====== RECORDED DATA

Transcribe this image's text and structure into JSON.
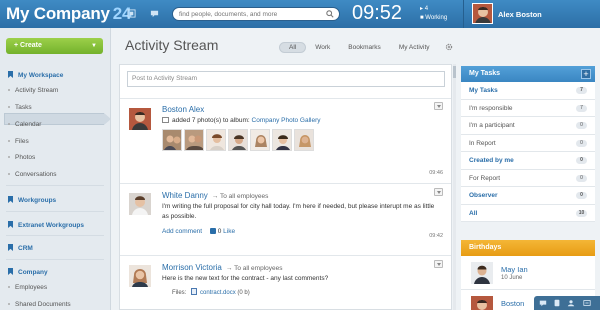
{
  "header": {
    "company": "My Company",
    "company_number": "24",
    "search_placeholder": "find people, documents, and more",
    "clock": "09:52",
    "clock_count": "4",
    "status": "Working",
    "user": "Alex Boston"
  },
  "sidebar": {
    "create_label": "Create",
    "sections": {
      "workspace": "My Workspace",
      "workgroups": "Workgroups",
      "extranet": "Extranet Workgroups",
      "crm": "CRM",
      "company": "Company"
    },
    "items": {
      "activity": "Activity Stream",
      "tasks": "Tasks",
      "calendar": "Calendar",
      "files": "Files",
      "photos": "Photos",
      "conversations": "Conversations",
      "employees": "Employees",
      "shared": "Shared Documents"
    }
  },
  "main": {
    "title": "Activity Stream",
    "tabs": [
      "All",
      "Work",
      "Bookmarks",
      "My Activity"
    ],
    "post_placeholder": "Post to Activity Stream",
    "entries": [
      {
        "name": "Boston Alex",
        "action": "added 7 photo(s) to album:",
        "album": "Company Photo Gallery",
        "time": "09:46"
      },
      {
        "name": "White Danny",
        "to": "To all employees",
        "text": "I'm writing the full proposal for city hall today. I'm here if needed, but please interupt me as little as possible.",
        "add_comment": "Add comment",
        "like_count": "0",
        "like": "Like",
        "time": "09:42"
      },
      {
        "name": "Morrison Victoria",
        "to": "To all employees",
        "text": "Here is the new text for the contract - any last comments?",
        "files_label": "Files:",
        "file_name": "contract.docx",
        "file_size": "(0 b)"
      }
    ]
  },
  "tasks": {
    "title": "My Tasks",
    "items": [
      {
        "label": "My Tasks",
        "count": "7",
        "bold": true
      },
      {
        "label": "I'm responsible",
        "count": "7",
        "bold": false
      },
      {
        "label": "I'm a participant",
        "count": "0",
        "bold": false
      },
      {
        "label": "In Report",
        "count": "0",
        "bold": false
      },
      {
        "label": "Created by me",
        "count": "0",
        "bold": true
      },
      {
        "label": "For Report",
        "count": "0",
        "bold": false
      },
      {
        "label": "Observer",
        "count": "0",
        "bold": true
      },
      {
        "label": "All",
        "count": "10",
        "bold": true
      }
    ]
  },
  "birthdays": {
    "title": "Birthdays",
    "people": [
      {
        "name": "May Ian",
        "date": "10 June"
      },
      {
        "name": "Boston",
        "date": ""
      }
    ]
  },
  "colors": {
    "header": "#3a7db6",
    "accent": "#2a6ea9",
    "create": "#84c03a",
    "birthdays": "#eea41f"
  }
}
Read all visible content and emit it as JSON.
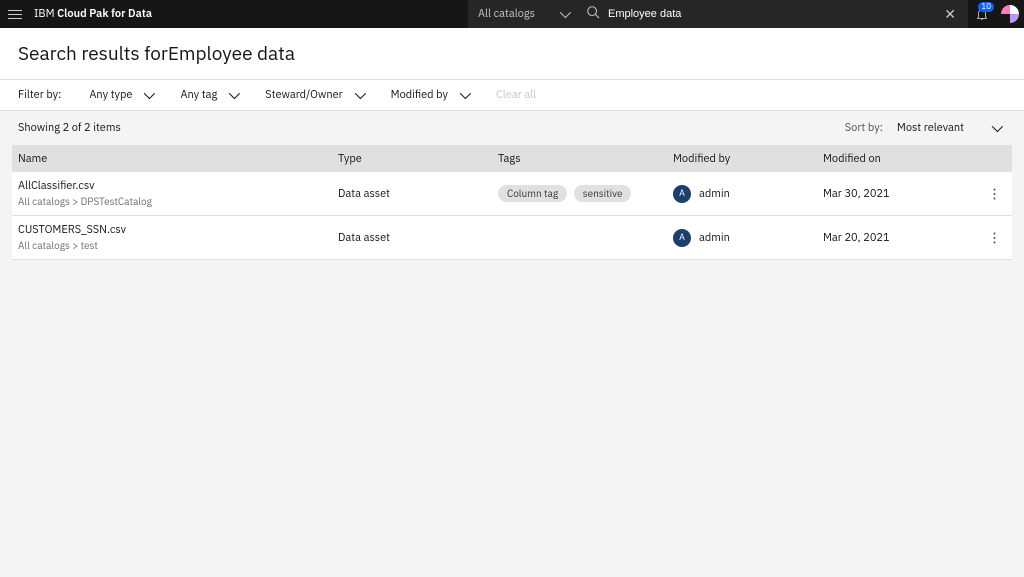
{
  "header": {
    "brand_prefix": "IBM ",
    "brand_bold": "Cloud Pak for Data",
    "catalog_selector": "All catalogs",
    "search_value": "Employee data",
    "notification_count": "10"
  },
  "title": {
    "prefix": "Search results for",
    "query": "Employee data"
  },
  "filters": {
    "label": "Filter by:",
    "type": "Any type",
    "tag": "Any tag",
    "steward": "Steward/Owner",
    "modified_by": "Modified by",
    "clear": "Clear all"
  },
  "meta": {
    "count_text": "Showing 2 of 2 items",
    "sort_label": "Sort by:",
    "sort_value": "Most relevant"
  },
  "columns": {
    "name": "Name",
    "type": "Type",
    "tags": "Tags",
    "modified_by": "Modified by",
    "modified_on": "Modified on"
  },
  "rows": [
    {
      "name": "AllClassifier.csv",
      "breadcrumb": "All catalogs > DPSTestCatalog",
      "type": "Data asset",
      "tags": [
        "Column tag",
        "sensitive"
      ],
      "modified_by_initial": "A",
      "modified_by": "admin",
      "modified_on": "Mar 30, 2021"
    },
    {
      "name": "CUSTOMERS_SSN.csv",
      "breadcrumb": "All catalogs > test",
      "type": "Data asset",
      "tags": [],
      "modified_by_initial": "A",
      "modified_by": "admin",
      "modified_on": "Mar 20, 2021"
    }
  ]
}
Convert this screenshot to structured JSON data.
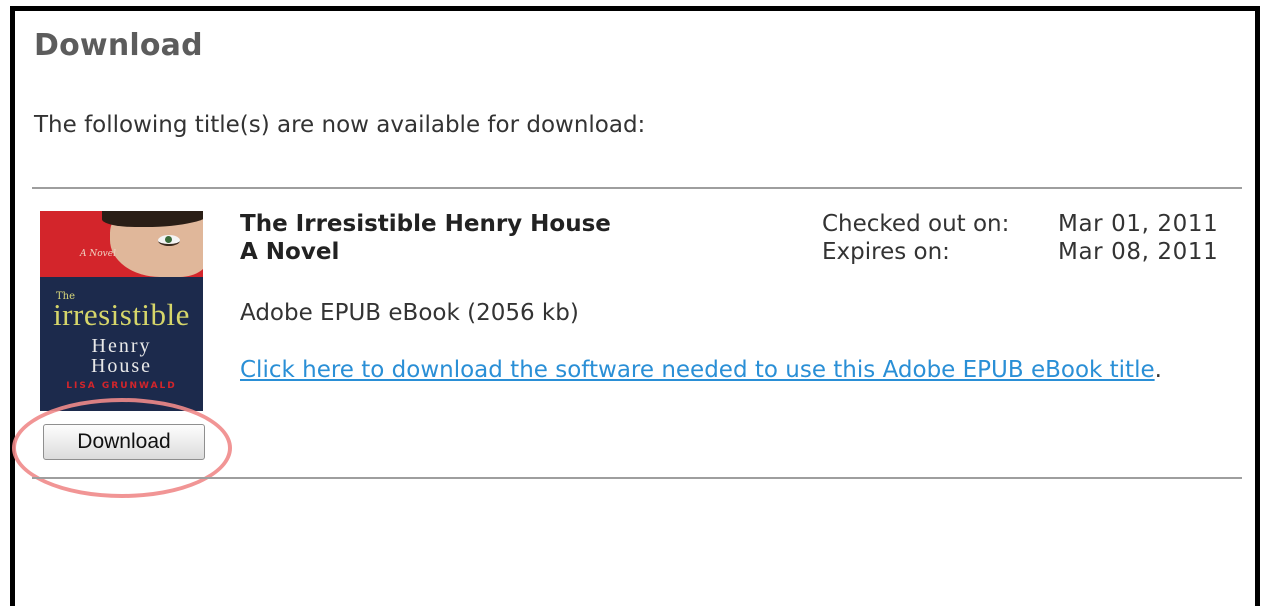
{
  "page": {
    "title": "Download",
    "intro": "The following title(s) are now available for download:"
  },
  "item": {
    "title": "The Irresistible Henry House",
    "subtitle": "A Novel",
    "format": "Adobe EPUB eBook (2056 kb)",
    "software_link_label": "Click here to download the software needed to use this Adobe EPUB eBook title",
    "software_link_suffix": ".",
    "checked_out_label": "Checked out on:",
    "checked_out_value": "Mar 01, 2011",
    "expires_label": "Expires on:",
    "expires_value": "Mar 08, 2011",
    "download_button": "Download",
    "cover": {
      "small_text": "A Novel",
      "the": "The",
      "word1": "irresistible",
      "word2": "Henry",
      "word3": "House",
      "author": "LISA GRUNWALD"
    }
  },
  "colors": {
    "link": "#2a8fd6",
    "title_gray": "#5c5c5c",
    "highlight": "#ef8a8a"
  }
}
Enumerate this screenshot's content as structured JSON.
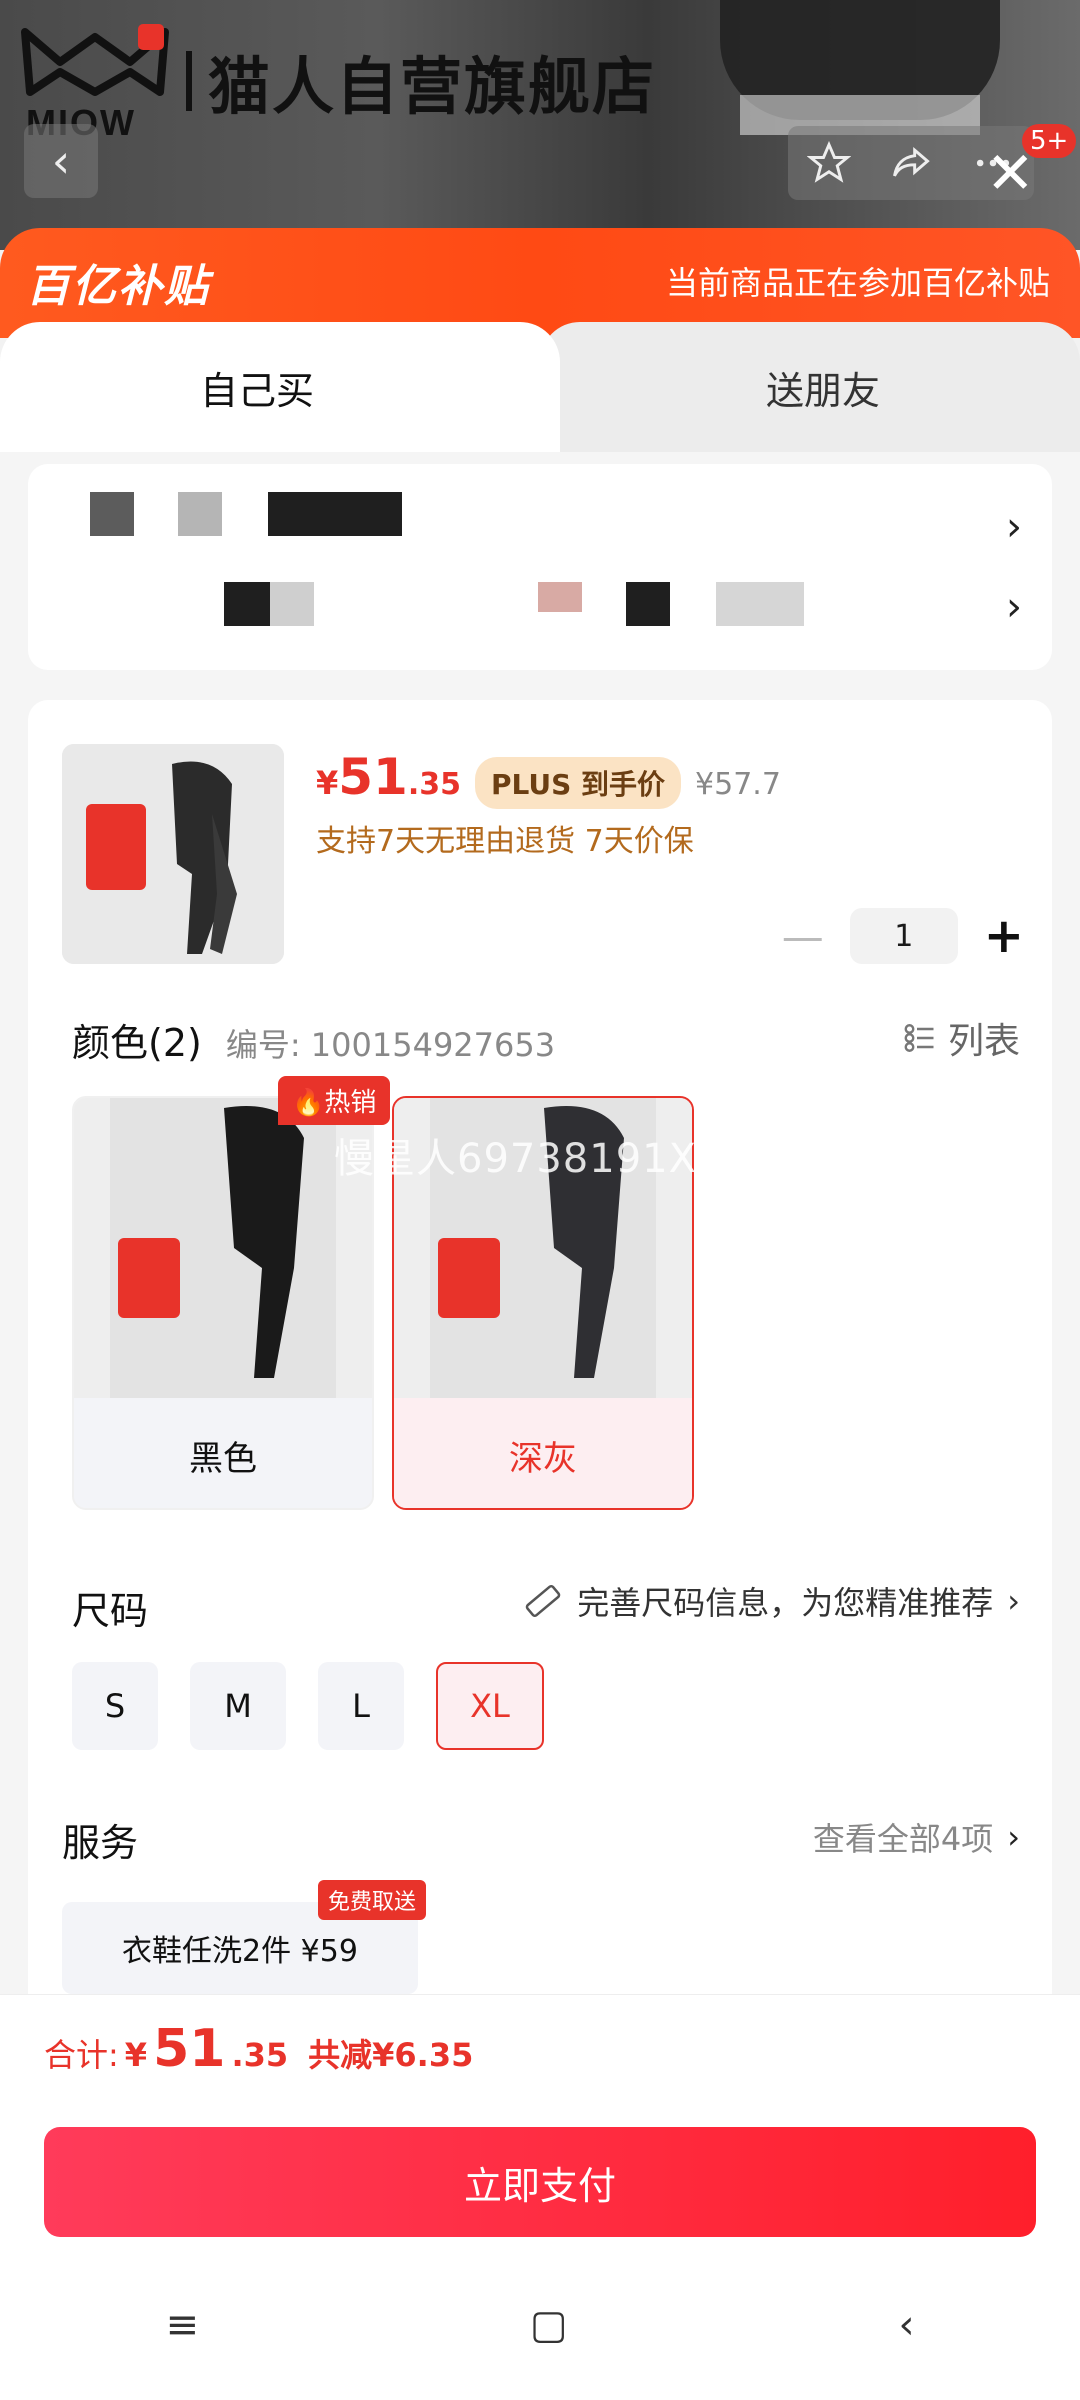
{
  "header": {
    "brand_word": "MIOW",
    "brand_name": "猫人自营旗舰店",
    "cart_badge": "5+"
  },
  "subsidy": {
    "logo": "百亿补贴",
    "note": "当前商品正在参加百亿补贴"
  },
  "tabs": [
    {
      "label": "自己买",
      "active": true
    },
    {
      "label": "送朋友",
      "active": false
    }
  ],
  "product": {
    "price_symbol": "¥",
    "price_int": "51",
    "price_dec": ".35",
    "plus_label": "PLUS 到手价",
    "old_price": "¥57.7",
    "returns": "支持7天无理由退货  7天价保",
    "quantity": "1",
    "color_title": "颜色(2)",
    "color_code": "编号: 100154927653",
    "list_label": "列表",
    "hot_badge": "热销",
    "watermark": "慢星人69738191X",
    "colors": [
      {
        "label": "黑色",
        "selected": false
      },
      {
        "label": "深灰",
        "selected": true
      }
    ],
    "size_title": "尺码",
    "size_hint": "完善尺码信息，为您精准推荐",
    "sizes": [
      {
        "label": "S",
        "selected": false
      },
      {
        "label": "M",
        "selected": false
      },
      {
        "label": "L",
        "selected": false
      },
      {
        "label": "XL",
        "selected": true
      }
    ],
    "service_title": "服务",
    "service_all": "查看全部4项",
    "service_chip": "衣鞋任洗2件  ¥59",
    "service_free": "免费取送"
  },
  "footer": {
    "total_label": "合计:",
    "total_symbol": "¥",
    "total_int": "51",
    "total_dec": ".35",
    "total_saving": "共减¥6.35",
    "pay_label": "立即支付"
  },
  "colors": {
    "accent": "#e8332a",
    "subsidy_orange": "#ff5a1f",
    "pay_gradient_start": "#ff3b5a",
    "pay_gradient_end": "#ff1f2b"
  }
}
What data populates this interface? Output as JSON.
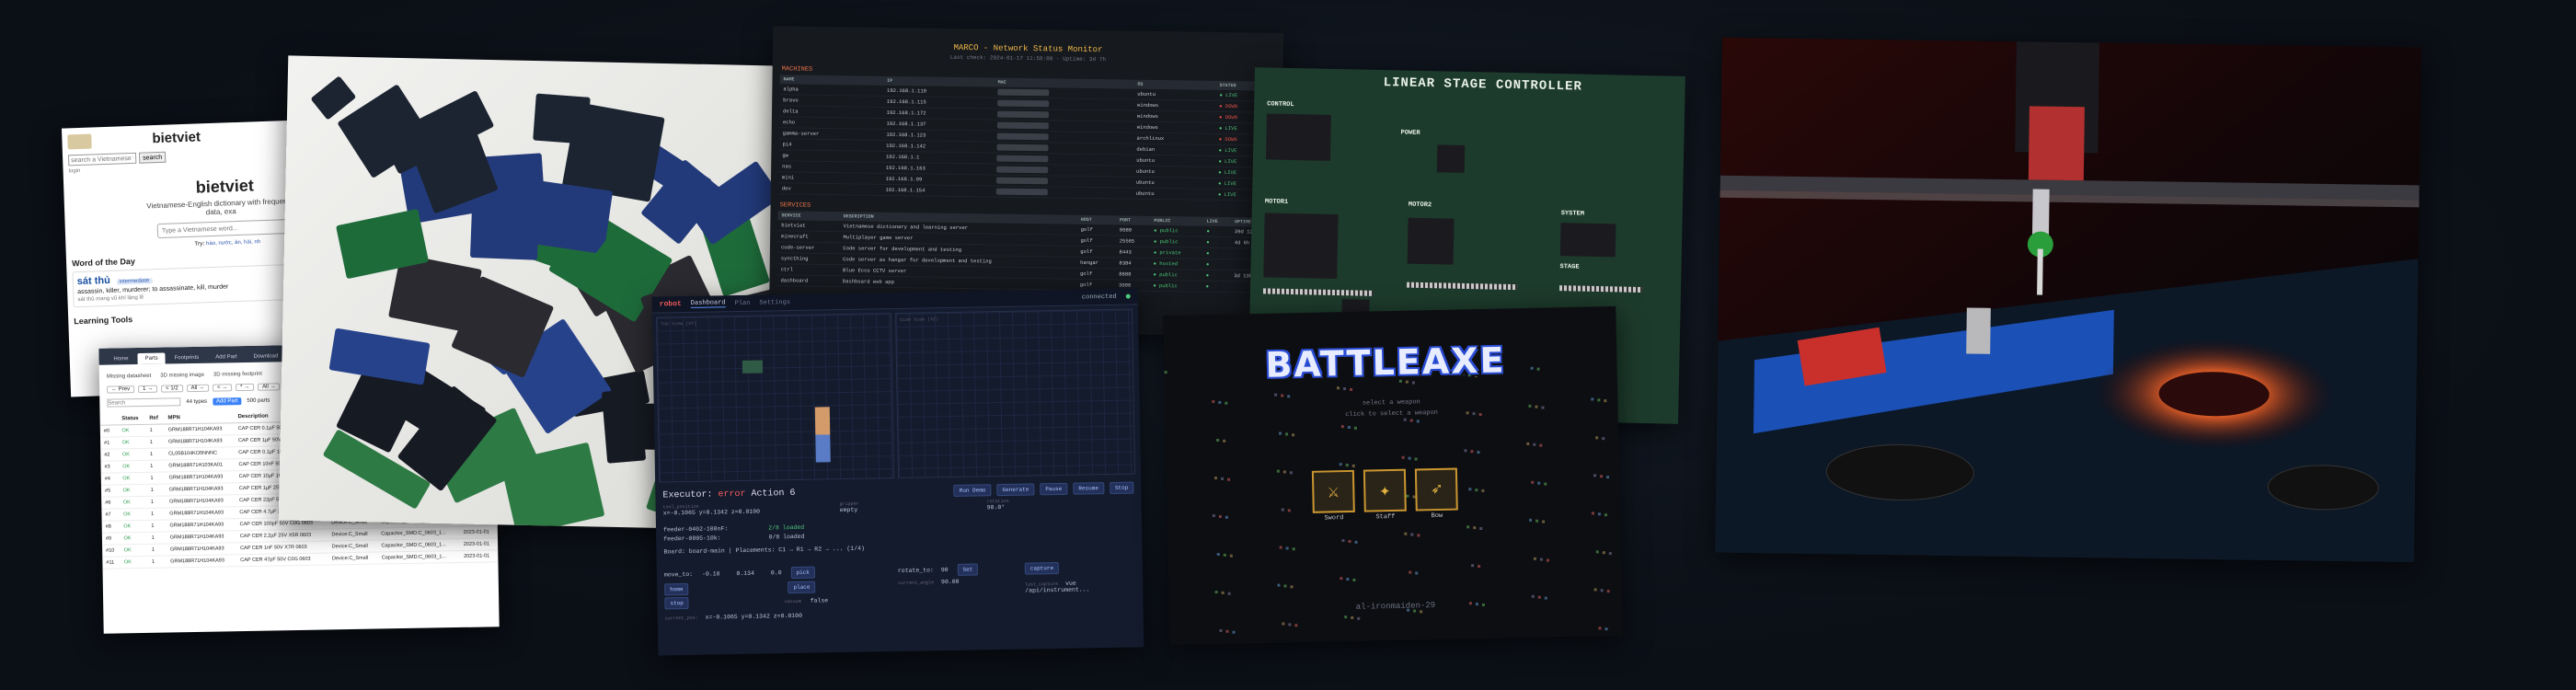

============

**EXERCISE AIM:**
Extract the text of all the records above verbatim, excluding pictures.

**SOLVED PROBLEM:**
Transcribe this image's text and structure into JSON.
{
  "header": {
    "company": "My Company",
    "company_number": "24",
    "search_placeholder": "find people, documents, and more",
    "clock": "09:52",
    "clock_count": "4",
    "status": "Working",
    "user": "Alex Boston"
  },
  "sidebar": {
    "create_label": "Create",
    "sections": {
      "workspace": "My Workspace",
      "workgroups": "Workgroups",
      "extranet": "Extranet Workgroups",
      "crm": "CRM",
      "company": "Company"
    },
    "items": {
      "activity": "Activity Stream",
      "tasks": "Tasks",
      "calendar": "Calendar",
      "files": "Files",
      "photos": "Photos",
      "conversations": "Conversations",
      "employees": "Employees",
      "shared": "Shared Documents"
    }
  },
  "main": {
    "title": "Activity Stream",
    "tabs": [
      "All",
      "Work",
      "Bookmarks",
      "My Activity"
    ],
    "post_placeholder": "Post to Activity Stream",
    "entries": [
      {
        "name": "Boston Alex",
        "action": "added 7 photo(s) to album:",
        "album": "Company Photo Gallery",
        "time": "09:46"
      },
      {
        "name": "White Danny",
        "to": "To all employees",
        "text": "I'm writing the full proposal for city hall today. I'm here if needed, but please interupt me as little as possible.",
        "add_comment": "Add comment",
        "like_count": "0",
        "like": "Like",
        "time": "09:42"
      },
      {
        "name": "Morrison Victoria",
        "to": "To all employees",
        "text": "Here is the new text for the contract - any last comments?",
        "files_label": "Files:",
        "file_name": "contract.docx",
        "file_size": "(0 b)"
      }
    ]
  },
  "tasks": {
    "title": "My Tasks",
    "items": [
      {
        "label": "My Tasks",
        "count": "7",
        "bold": true
      },
      {
        "label": "I'm responsible",
        "count": "7",
        "bold": false
      },
      {
        "label": "I'm a participant",
        "count": "0",
        "bold": false
      },
      {
        "label": "In Report",
        "count": "0",
        "bold": false
      },
      {
        "label": "Created by me",
        "count": "0",
        "bold": true
      },
      {
        "label": "For Report",
        "count": "0",
        "bold": false
      },
      {
        "label": "Observer",
        "count": "0",
        "bold": true
      },
      {
        "label": "All",
        "count": "10",
        "bold": true
      }
    ]
  },
  "birthdays": {
    "title": "Birthdays",
    "people": [
      {
        "name": "May Ian",
        "date": "10 June"
      },
      {
        "name": "Boston",
        "date": ""
      }
    ]
  },
  "colors": {
    "header": "#3a7db6",
    "accent": "#2a6ea9",
    "create": "#84c03a",
    "birthdays": "#eea41f"
  }
}
Read all visible content and emit it as JSON.
{
  "header": {
    "brand_prefix": "IBM ",
    "brand_bold": "Cloud Pak for Data",
    "catalog_selector": "All catalogs",
    "search_value": "Employee data",
    "notification_count": "10"
  },
  "title": {
    "prefix": "Search results for",
    "query": "Employee data"
  },
  "filters": {
    "label": "Filter by:",
    "type": "Any type",
    "tag": "Any tag",
    "steward": "Steward/Owner",
    "modified_by": "Modified by",
    "clear": "Clear all"
  },
  "meta": {
    "count_text": "Showing 2 of 2 items",
    "sort_label": "Sort by:",
    "sort_value": "Most relevant"
  },
  "columns": {
    "name": "Name",
    "type": "Type",
    "tags": "Tags",
    "modified_by": "Modified by",
    "modified_on": "Modified on"
  },
  "rows": [
    {
      "name": "AllClassifier.csv",
      "breadcrumb": "All catalogs > DPSTestCatalog",
      "type": "Data asset",
      "tags": [
        "Column tag",
        "sensitive"
      ],
      "modified_by_initial": "A",
      "modified_by": "admin",
      "modified_on": "Mar 30, 2021"
    },
    {
      "name": "CUSTOMERS_SSN.csv",
      "breadcrumb": "All catalogs > test",
      "type": "Data asset",
      "tags": [],
      "modified_by_initial": "A",
      "modified_by": "admin",
      "modified_on": "Mar 20, 2021"
    }
  ]
}
Convert this screenshot to structured JSON data.
{
  "page": {
    "title": "Download",
    "intro": "The following title(s) are now available for download:"
  },
  "item": {
    "title": "The Irresistible Henry House",
    "subtitle": "A Novel",
    "format": "Adobe EPUB eBook (2056 kb)",
    "software_link_label": "Click here to download the software needed to use this Adobe EPUB eBook title",
    "software_link_suffix": ".",
    "checked_out_label": "Checked out on:",
    "checked_out_value": "Mar 01, 2011",
    "expires_label": "Expires on:",
    "expires_value": "Mar 08, 2011",
    "download_button": "Download",
    "cover": {
      "small_text": "A Novel",
      "the": "The",
      "word1": "irresistible",
      "word2": "Henry",
      "word3": "House",
      "author": "LISA GRUNWALD"
    }
  },
  "colors": {
    "link": "#2a8fd6",
    "title_gray": "#5c5c5c",
    "highlight": "#ef8a8a"
  }
}
Enumerate this screenshot's content as structured JSON.
{
  "header": {
    "brand_word": "MIOW",
    "brand_name": "猫人自营旗舰店",
    "cart_badge": "5+"
  },
  "subsidy": {
    "logo": "百亿补贴",
    "note": "当前商品正在参加百亿补贴"
  },
  "tabs": [
    {
      "label": "自己买",
      "active": true
    },
    {
      "label": "送朋友",
      "active": false
    }
  ],
  "product": {
    "price_symbol": "¥",
    "price_int": "51",
    "price_dec": ".35",
    "plus_label": "PLUS 到手价",
    "old_price": "¥57.7",
    "returns": "支持7天无理由退货  7天价保",
    "quantity": "1",
    "color_title": "颜色(2)",
    "color_code": "编号: 100154927653",
    "list_label": "列表",
    "hot_badge": "热销",
    "watermark": "慢星人69738191X",
    "colors": [
      {
        "label": "黑色",
        "selected": false
      },
      {
        "label": "深灰",
        "selected": true
      }
    ],
    "size_title": "尺码",
    "size_hint": "完善尺码信息，为您精准推荐",
    "sizes": [
      {
        "label": "S",
        "selected": false
      },
      {
        "label": "M",
        "selected": false
      },
      {
        "label": "L",
        "selected": false
      },
      {
        "label": "XL",
        "selected": true
      }
    ],
    "service_title": "服务",
    "service_all": "查看全部4项",
    "service_chip": "衣鞋任洗2件  ¥59",
    "service_free": "免费取送"
  },
  "footer": {
    "total_label": "合计:",
    "total_symbol": "¥",
    "total_int": "51",
    "total_dec": ".35",
    "total_saving": "共减¥6.35",
    "pay_label": "立即支付"
  },
  "colors": {
    "accent": "#e8332a",
    "subsidy_orange": "#ff5a1f",
    "pay_gradient_start": "#ff3b5a",
    "pay_gradient_end": "#ff1f2b"
  }
}
What data populates this interface? Output as JSON.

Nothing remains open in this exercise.